- THE PROBLEM: Without including the pictures, copy out every line below.

=======

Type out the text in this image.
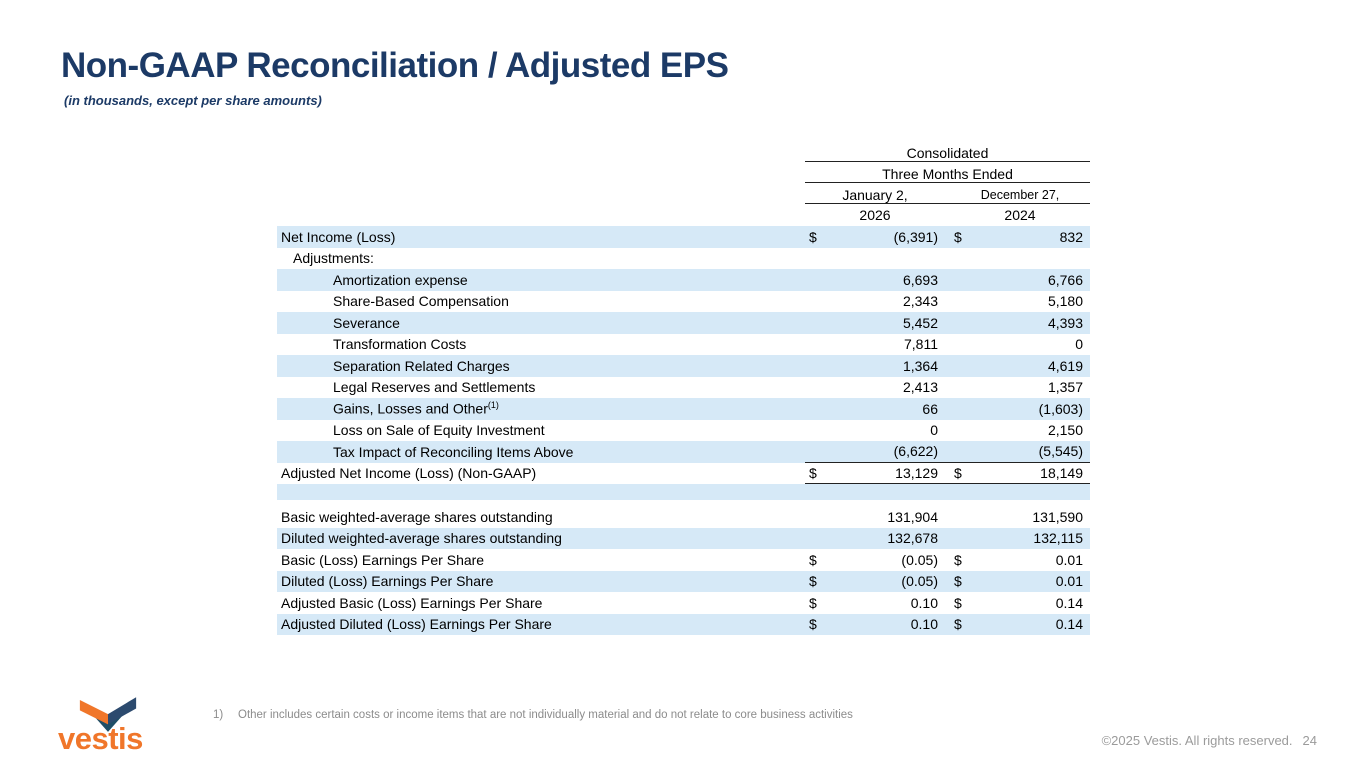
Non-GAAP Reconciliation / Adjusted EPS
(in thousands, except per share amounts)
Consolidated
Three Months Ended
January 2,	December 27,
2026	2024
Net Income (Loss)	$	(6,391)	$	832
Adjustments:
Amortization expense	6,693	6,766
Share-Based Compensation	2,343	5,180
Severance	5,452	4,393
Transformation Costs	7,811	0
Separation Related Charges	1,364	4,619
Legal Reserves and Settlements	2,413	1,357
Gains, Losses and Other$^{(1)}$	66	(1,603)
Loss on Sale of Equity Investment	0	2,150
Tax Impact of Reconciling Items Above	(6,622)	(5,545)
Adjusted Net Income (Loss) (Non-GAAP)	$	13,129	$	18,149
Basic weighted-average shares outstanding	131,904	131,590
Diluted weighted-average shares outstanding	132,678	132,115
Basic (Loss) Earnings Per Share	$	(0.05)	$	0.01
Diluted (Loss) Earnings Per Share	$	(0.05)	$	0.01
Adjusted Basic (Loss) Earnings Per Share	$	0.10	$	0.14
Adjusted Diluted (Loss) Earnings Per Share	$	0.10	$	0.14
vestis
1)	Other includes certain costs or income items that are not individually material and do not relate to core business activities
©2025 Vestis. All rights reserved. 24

=======

- THE REPLY:
Type out the text in this image.
Non-GAAP Reconciliation / Adjusted EPS
(in thousands, except per share amounts)
Consolidated
Three Months Ended
January 2,	December 27,
2026	2024
Net Income (Loss)	$	(6,391)	$	832
Adjustments:
Amortization expense	6,693	6,766
Share-Based Compensation	2,343	5,180
Severance	5,452	4,393
Transformation Costs	7,811	0
Separation Related Charges	1,364	4,619
Legal Reserves and Settlements	2,413	1,357
Gains, Losses and Other$^{(1)}$	66	(1,603)
Loss on Sale of Equity Investment	0	2,150
Tax Impact of Reconciling Items Above	(6,622)	(5,545)
Adjusted Net Income (Loss) (Non-GAAP)	$	13,129	$	18,149
Basic weighted-average shares outstanding	131,904	131,590
Diluted weighted-average shares outstanding	132,678	132,115
Basic (Loss) Earnings Per Share	$	(0.05)	$	0.01
Diluted (Loss) Earnings Per Share	$	(0.05)	$	0.01
Adjusted Basic (Loss) Earnings Per Share	$	0.10	$	0.14
Adjusted Diluted (Loss) Earnings Per Share	$	0.10	$	0.14
vestis
1)	Other includes certain costs or income items that are not individually material and do not relate to core business activities
©2025 Vestis. All rights reserved. 24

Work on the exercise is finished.